### Problem to work on
Show only lines that include "guidata".

**** Supplied entries

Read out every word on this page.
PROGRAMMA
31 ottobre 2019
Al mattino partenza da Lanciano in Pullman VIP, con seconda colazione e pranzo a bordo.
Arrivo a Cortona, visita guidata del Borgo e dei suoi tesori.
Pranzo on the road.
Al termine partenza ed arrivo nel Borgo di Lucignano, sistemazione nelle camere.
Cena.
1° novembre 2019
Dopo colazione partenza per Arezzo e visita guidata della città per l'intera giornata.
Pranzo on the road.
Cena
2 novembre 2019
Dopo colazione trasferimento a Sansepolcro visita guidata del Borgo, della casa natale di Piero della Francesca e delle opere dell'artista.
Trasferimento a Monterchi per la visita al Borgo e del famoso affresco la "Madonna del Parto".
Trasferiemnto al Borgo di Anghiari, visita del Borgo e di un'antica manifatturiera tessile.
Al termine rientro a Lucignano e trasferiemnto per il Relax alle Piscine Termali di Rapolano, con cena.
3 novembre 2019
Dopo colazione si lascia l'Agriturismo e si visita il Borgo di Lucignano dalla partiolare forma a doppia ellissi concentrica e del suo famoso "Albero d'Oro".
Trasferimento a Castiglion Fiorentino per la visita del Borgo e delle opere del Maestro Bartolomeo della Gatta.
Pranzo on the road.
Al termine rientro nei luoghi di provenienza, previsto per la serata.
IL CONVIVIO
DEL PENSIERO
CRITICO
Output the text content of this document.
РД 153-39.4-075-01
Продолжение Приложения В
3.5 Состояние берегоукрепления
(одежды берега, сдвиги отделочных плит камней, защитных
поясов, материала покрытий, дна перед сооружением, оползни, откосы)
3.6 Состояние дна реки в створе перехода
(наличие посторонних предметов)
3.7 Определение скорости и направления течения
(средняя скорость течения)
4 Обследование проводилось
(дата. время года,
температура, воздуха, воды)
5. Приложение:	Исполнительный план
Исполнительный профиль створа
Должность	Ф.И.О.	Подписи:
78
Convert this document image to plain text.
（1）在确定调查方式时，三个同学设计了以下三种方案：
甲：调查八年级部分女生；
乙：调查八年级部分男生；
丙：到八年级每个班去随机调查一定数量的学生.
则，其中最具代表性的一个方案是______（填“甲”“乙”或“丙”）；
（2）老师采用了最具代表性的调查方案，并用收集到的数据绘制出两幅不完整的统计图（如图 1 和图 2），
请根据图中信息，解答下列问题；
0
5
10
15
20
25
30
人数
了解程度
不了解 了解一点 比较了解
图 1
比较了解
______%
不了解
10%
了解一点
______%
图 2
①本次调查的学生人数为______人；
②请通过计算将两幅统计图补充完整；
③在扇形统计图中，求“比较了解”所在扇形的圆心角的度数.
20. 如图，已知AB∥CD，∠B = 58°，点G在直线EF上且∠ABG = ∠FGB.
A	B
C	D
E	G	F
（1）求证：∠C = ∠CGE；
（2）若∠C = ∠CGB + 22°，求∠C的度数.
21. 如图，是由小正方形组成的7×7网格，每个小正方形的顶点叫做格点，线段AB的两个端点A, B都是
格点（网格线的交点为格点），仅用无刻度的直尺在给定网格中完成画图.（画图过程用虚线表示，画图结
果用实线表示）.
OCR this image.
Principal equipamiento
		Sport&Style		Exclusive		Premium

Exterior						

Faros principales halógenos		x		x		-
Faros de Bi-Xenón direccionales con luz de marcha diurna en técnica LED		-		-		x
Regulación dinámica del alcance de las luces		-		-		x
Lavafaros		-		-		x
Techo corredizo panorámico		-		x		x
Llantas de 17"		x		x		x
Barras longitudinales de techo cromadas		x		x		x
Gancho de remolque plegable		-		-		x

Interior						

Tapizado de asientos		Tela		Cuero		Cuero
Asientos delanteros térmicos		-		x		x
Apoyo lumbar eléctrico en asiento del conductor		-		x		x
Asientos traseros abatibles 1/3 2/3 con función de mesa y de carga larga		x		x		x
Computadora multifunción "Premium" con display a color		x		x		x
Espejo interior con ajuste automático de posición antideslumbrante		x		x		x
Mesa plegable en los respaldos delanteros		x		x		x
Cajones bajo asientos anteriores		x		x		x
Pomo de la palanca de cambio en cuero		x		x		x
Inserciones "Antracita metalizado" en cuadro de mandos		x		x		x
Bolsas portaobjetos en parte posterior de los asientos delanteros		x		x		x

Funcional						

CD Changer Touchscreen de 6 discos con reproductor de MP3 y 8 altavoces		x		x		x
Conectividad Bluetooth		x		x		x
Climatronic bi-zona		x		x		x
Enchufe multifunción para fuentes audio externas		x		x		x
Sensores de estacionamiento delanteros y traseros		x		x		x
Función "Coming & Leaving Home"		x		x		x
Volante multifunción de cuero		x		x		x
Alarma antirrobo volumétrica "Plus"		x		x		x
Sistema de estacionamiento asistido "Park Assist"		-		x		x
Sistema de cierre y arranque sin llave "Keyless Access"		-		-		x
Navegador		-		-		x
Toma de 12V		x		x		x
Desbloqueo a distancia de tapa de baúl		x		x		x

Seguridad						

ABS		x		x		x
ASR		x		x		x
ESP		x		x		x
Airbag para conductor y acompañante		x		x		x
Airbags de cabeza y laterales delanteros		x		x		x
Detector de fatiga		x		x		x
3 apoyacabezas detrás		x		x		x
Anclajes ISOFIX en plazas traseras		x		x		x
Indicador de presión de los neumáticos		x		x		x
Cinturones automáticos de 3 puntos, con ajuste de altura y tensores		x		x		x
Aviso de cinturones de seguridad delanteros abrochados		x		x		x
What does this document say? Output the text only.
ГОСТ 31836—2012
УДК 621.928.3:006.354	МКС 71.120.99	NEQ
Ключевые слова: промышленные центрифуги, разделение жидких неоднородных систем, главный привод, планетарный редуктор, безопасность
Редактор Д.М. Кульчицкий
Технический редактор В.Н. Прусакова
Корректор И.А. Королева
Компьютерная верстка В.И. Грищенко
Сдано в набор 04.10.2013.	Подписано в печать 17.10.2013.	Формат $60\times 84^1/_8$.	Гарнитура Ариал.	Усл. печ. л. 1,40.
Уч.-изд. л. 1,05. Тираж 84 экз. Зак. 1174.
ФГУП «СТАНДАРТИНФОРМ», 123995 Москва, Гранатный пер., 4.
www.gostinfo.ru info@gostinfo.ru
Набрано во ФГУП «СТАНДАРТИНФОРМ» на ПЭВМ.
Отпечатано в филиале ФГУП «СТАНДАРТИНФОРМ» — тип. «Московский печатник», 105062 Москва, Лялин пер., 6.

********

### Solution for this exercise
Arrivo a Cortona, visita guidata del Borgo e dei suoi tesori.
Dopo colazione partenza per Arezzo e visita guidata della città per l'intera giornata.
Dopo colazione trasferimento a Sansepolcro visita guidata del Borgo, della casa natale di Piero della Francesca e delle opere dell'artista.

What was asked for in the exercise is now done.